• Requirements: Pull out each line of the data that includes the word "detached".
[start Available records]
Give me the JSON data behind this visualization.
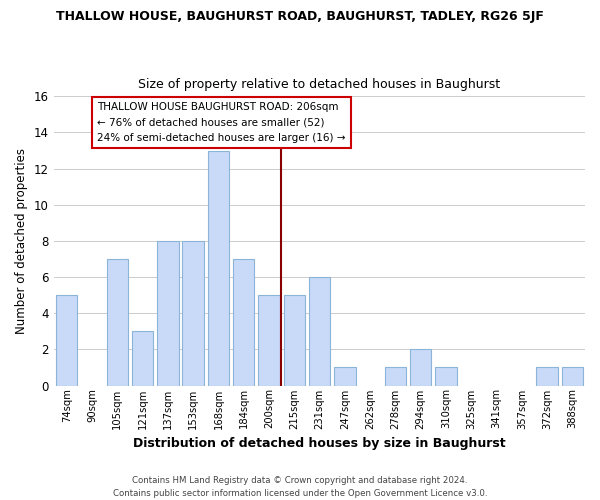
{
  "title": "THALLOW HOUSE, BAUGHURST ROAD, BAUGHURST, TADLEY, RG26 5JF",
  "subtitle": "Size of property relative to detached houses in Baughurst",
  "xlabel": "Distribution of detached houses by size in Baughurst",
  "ylabel": "Number of detached properties",
  "bar_color": "#c9daf8",
  "bar_edge_color": "#8ab4d8",
  "grid_color": "#cccccc",
  "background_color": "#ffffff",
  "bins": [
    "74sqm",
    "90sqm",
    "105sqm",
    "121sqm",
    "137sqm",
    "153sqm",
    "168sqm",
    "184sqm",
    "200sqm",
    "215sqm",
    "231sqm",
    "247sqm",
    "262sqm",
    "278sqm",
    "294sqm",
    "310sqm",
    "325sqm",
    "341sqm",
    "357sqm",
    "372sqm",
    "388sqm"
  ],
  "values": [
    5,
    0,
    7,
    3,
    8,
    8,
    13,
    7,
    5,
    5,
    6,
    1,
    0,
    1,
    2,
    1,
    0,
    0,
    0,
    1,
    1
  ],
  "ylim": [
    0,
    16
  ],
  "yticks": [
    0,
    2,
    4,
    6,
    8,
    10,
    12,
    14,
    16
  ],
  "vline_color": "#880000",
  "annotation_line1": "THALLOW HOUSE BAUGHURST ROAD: 206sqm",
  "annotation_line2": "← 76% of detached houses are smaller (52)",
  "annotation_line3": "24% of semi-detached houses are larger (16) →",
  "annotation_box_color": "#ffffff",
  "annotation_box_edge_color": "#cc0000",
  "footer1": "Contains HM Land Registry data © Crown copyright and database right 2024.",
  "footer2": "Contains public sector information licensed under the Open Government Licence v3.0."
}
[end Available records]
• Written reply:
  "subtitle": "Size of property relative to detached houses in Baughurst",
  "xlabel": "Distribution of detached houses by size in Baughurst",
  "ylabel": "Number of detached properties",
  "annotation_line2": "← 76% of detached houses are smaller (52)",
  "annotation_line3": "24% of semi-detached houses are larger (16) →",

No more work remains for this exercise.